**GOAL OF THE EXERCISE:** Transcribe the records in full, keeping every character as it is.

**MATERIAL PROVIDED:**
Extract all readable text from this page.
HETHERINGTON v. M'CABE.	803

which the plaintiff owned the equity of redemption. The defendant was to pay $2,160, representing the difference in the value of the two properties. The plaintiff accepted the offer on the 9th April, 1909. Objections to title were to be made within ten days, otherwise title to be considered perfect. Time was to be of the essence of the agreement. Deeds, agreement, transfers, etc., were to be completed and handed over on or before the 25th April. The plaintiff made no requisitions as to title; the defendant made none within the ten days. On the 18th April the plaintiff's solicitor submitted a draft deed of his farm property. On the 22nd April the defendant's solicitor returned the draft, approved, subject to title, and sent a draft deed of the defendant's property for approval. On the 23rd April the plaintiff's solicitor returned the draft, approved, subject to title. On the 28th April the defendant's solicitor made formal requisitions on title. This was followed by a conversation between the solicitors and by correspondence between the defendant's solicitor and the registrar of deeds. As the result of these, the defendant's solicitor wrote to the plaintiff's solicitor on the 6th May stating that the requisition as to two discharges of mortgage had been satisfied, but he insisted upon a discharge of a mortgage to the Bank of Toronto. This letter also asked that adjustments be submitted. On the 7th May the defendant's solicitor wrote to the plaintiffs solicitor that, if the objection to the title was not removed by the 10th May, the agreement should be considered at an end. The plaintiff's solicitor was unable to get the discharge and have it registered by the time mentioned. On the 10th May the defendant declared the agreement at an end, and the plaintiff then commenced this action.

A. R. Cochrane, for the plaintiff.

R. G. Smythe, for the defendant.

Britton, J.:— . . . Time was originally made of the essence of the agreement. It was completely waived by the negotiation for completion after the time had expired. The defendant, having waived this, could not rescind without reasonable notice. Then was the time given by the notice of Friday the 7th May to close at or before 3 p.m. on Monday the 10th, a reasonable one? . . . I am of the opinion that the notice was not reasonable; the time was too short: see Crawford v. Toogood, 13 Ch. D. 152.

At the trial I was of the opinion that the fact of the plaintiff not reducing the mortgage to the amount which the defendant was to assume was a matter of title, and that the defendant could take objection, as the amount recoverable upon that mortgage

**CORRECT ANSWER:**
Extract all readable text from this page.
HETHERINGTON v. M'CABE.	803

which the plaintiff owned the equity of redemption. The defendant was to pay $2,160, representing the difference in the value of the two properties. The plaintiff accepted the offer on the 9th April, 1909. Objections to title were to be made within ten days, otherwise title to be considered perfect. Time was to be of the essence of the agreement. Deeds, agreement, transfers, etc., were to be completed and handed over on or before the 25th April. The plaintiff made no requisitions as to title; the defendant made none within the ten days. On the 18th April the plaintiff's solicitor submitted a draft deed of his farm property. On the 22nd April the defendant's solicitor returned the draft, approved, subject to title, and sent a draft deed of the defendant's property for approval. On the 23rd April the plaintiff's solicitor returned the draft, approved, subject to title. On the 28th April the defendant's solicitor made formal requisitions on title. This was followed by a conversation between the solicitors and by correspondence between the defendant's solicitor and the registrar of deeds. As the result of these, the defendant's solicitor wrote to the plaintiff's solicitor on the 6th May stating that the requisition as to two discharges of mortgage had been satisfied, but he insisted upon a discharge of a mortgage to the Bank of Toronto. This letter also asked that adjustments be submitted. On the 7th May the defendant's solicitor wrote to the plaintiffs solicitor that, if the objection to the title was not removed by the 10th May, the agreement should be considered at an end. The plaintiff's solicitor was unable to get the discharge and have it registered by the time mentioned. On the 10th May the defendant declared the agreement at an end, and the plaintiff then commenced this action.

A. R. Cochrane, for the plaintiff.

R. G. Smythe, for the defendant.

Britton, J.:— . . . Time was originally made of the essence of the agreement. It was completely waived by the negotiation for completion after the time had expired. The defendant, having waived this, could not rescind without reasonable notice. Then was the time given by the notice of Friday the 7th May to close at or before 3 p.m. on Monday the 10th, a reasonable one? . . . I am of the opinion that the notice was not reasonable; the time was too short: see Crawford v. Toogood, 13 Ch. D. 152.

At the trial I was of the opinion that the fact of the plaintiff not reducing the mortgage to the amount which the defendant was to assume was a matter of title, and that the defendant could take objection, as the amount recoverable upon that mortgage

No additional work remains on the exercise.